• _WHAT IS EXPECTED_: Give every line below again, exactly.
** Start EXERCISE INPUTS **
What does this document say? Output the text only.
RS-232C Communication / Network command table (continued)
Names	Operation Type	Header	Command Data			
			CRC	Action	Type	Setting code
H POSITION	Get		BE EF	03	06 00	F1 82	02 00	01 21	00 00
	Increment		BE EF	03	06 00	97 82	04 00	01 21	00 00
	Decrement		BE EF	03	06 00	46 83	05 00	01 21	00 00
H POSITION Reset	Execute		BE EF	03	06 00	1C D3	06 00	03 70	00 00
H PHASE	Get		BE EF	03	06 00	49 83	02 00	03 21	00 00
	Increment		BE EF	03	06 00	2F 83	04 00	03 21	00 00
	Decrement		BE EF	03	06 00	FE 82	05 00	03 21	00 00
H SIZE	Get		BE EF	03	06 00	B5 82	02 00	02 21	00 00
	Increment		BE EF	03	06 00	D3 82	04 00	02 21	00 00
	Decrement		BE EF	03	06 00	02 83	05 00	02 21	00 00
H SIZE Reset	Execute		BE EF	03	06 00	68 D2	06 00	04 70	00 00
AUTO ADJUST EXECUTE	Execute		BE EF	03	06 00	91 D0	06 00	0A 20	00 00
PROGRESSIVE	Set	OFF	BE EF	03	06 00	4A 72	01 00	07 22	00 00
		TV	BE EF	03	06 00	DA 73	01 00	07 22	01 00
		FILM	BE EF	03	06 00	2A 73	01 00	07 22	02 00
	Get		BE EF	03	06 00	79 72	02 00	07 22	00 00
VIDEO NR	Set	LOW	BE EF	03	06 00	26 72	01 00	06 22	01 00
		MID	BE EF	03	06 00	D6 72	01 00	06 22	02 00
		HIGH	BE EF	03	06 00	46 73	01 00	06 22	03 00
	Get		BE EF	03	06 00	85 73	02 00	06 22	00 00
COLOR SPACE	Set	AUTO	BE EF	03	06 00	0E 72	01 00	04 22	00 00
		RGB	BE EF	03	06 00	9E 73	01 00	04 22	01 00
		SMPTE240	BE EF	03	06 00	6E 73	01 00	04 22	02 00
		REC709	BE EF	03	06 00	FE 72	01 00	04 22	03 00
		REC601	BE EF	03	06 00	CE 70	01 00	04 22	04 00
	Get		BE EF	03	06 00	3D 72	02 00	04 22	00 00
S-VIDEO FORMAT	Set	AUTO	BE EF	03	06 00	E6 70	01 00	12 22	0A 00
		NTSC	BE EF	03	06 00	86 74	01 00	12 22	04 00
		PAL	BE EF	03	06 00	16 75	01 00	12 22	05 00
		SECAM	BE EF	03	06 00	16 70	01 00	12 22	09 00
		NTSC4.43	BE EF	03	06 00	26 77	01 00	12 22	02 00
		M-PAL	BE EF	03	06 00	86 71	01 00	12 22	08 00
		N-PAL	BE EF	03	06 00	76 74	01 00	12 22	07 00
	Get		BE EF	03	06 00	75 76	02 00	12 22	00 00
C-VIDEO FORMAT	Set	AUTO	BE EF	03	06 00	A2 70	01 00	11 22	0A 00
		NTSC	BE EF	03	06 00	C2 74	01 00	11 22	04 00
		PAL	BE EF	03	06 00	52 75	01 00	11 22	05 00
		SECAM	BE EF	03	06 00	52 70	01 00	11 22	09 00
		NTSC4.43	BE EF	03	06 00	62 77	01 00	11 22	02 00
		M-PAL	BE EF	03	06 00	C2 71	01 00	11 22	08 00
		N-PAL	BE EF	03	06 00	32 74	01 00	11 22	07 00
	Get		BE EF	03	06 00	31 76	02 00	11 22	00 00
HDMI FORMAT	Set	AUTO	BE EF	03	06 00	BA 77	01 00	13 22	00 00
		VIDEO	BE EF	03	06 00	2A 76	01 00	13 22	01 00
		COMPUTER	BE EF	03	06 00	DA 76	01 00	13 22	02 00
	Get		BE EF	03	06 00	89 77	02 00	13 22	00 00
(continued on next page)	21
** End EXERCISE INPUTS **
• _FINAL ANSWER_:
What does this document say? Output the text only.
RS-232C Communication / Network command table (continued)
Names	Operation Type	Header	Command Data			
			CRC	Action	Type	Setting code
H POSITION	Get		BE EF	03	06 00	F1 82	02 00	01 21	00 00
	Increment		BE EF	03	06 00	97 82	04 00	01 21	00 00
	Decrement		BE EF	03	06 00	46 83	05 00	01 21	00 00
H POSITION Reset	Execute		BE EF	03	06 00	1C D3	06 00	03 70	00 00
H PHASE	Get		BE EF	03	06 00	49 83	02 00	03 21	00 00
	Increment		BE EF	03	06 00	2F 83	04 00	03 21	00 00
	Decrement		BE EF	03	06 00	FE 82	05 00	03 21	00 00
H SIZE	Get		BE EF	03	06 00	B5 82	02 00	02 21	00 00
	Increment		BE EF	03	06 00	D3 82	04 00	02 21	00 00
	Decrement		BE EF	03	06 00	02 83	05 00	02 21	00 00
H SIZE Reset	Execute		BE EF	03	06 00	68 D2	06 00	04 70	00 00
AUTO ADJUST EXECUTE	Execute		BE EF	03	06 00	91 D0	06 00	0A 20	00 00
PROGRESSIVE	Set	OFF	BE EF	03	06 00	4A 72	01 00	07 22	00 00
		TV	BE EF	03	06 00	DA 73	01 00	07 22	01 00
		FILM	BE EF	03	06 00	2A 73	01 00	07 22	02 00
	Get		BE EF	03	06 00	79 72	02 00	07 22	00 00
VIDEO NR	Set	LOW	BE EF	03	06 00	26 72	01 00	06 22	01 00
		MID	BE EF	03	06 00	D6 72	01 00	06 22	02 00
		HIGH	BE EF	03	06 00	46 73	01 00	06 22	03 00
	Get		BE EF	03	06 00	85 73	02 00	06 22	00 00
COLOR SPACE	Set	AUTO	BE EF	03	06 00	0E 72	01 00	04 22	00 00
		RGB	BE EF	03	06 00	9E 73	01 00	04 22	01 00
		SMPTE240	BE EF	03	06 00	6E 73	01 00	04 22	02 00
		REC709	BE EF	03	06 00	FE 72	01 00	04 22	03 00
		REC601	BE EF	03	06 00	CE 70	01 00	04 22	04 00
	Get		BE EF	03	06 00	3D 72	02 00	04 22	00 00
S-VIDEO FORMAT	Set	AUTO	BE EF	03	06 00	E6 70	01 00	12 22	0A 00
		NTSC	BE EF	03	06 00	86 74	01 00	12 22	04 00
		PAL	BE EF	03	06 00	16 75	01 00	12 22	05 00
		SECAM	BE EF	03	06 00	16 70	01 00	12 22	09 00
		NTSC4.43	BE EF	03	06 00	26 77	01 00	12 22	02 00
		M-PAL	BE EF	03	06 00	86 71	01 00	12 22	08 00
		N-PAL	BE EF	03	06 00	76 74	01 00	12 22	07 00
	Get		BE EF	03	06 00	75 76	02 00	12 22	00 00
C-VIDEO FORMAT	Set	AUTO	BE EF	03	06 00	A2 70	01 00	11 22	0A 00
		NTSC	BE EF	03	06 00	C2 74	01 00	11 22	04 00
		PAL	BE EF	03	06 00	52 75	01 00	11 22	05 00
		SECAM	BE EF	03	06 00	52 70	01 00	11 22	09 00
		NTSC4.43	BE EF	03	06 00	62 77	01 00	11 22	02 00
		M-PAL	BE EF	03	06 00	C2 71	01 00	11 22	08 00
		N-PAL	BE EF	03	06 00	32 74	01 00	11 22	07 00
	Get		BE EF	03	06 00	31 76	02 00	11 22	00 00
HDMI FORMAT	Set	AUTO	BE EF	03	06 00	BA 77	01 00	13 22	00 00
		VIDEO	BE EF	03	06 00	2A 76	01 00	13 22	01 00
		COMPUTER	BE EF	03	06 00	DA 76	01 00	13 22	02 00
	Get		BE EF	03	06 00	89 77	02 00	13 22	00 00
(continued on next page)	21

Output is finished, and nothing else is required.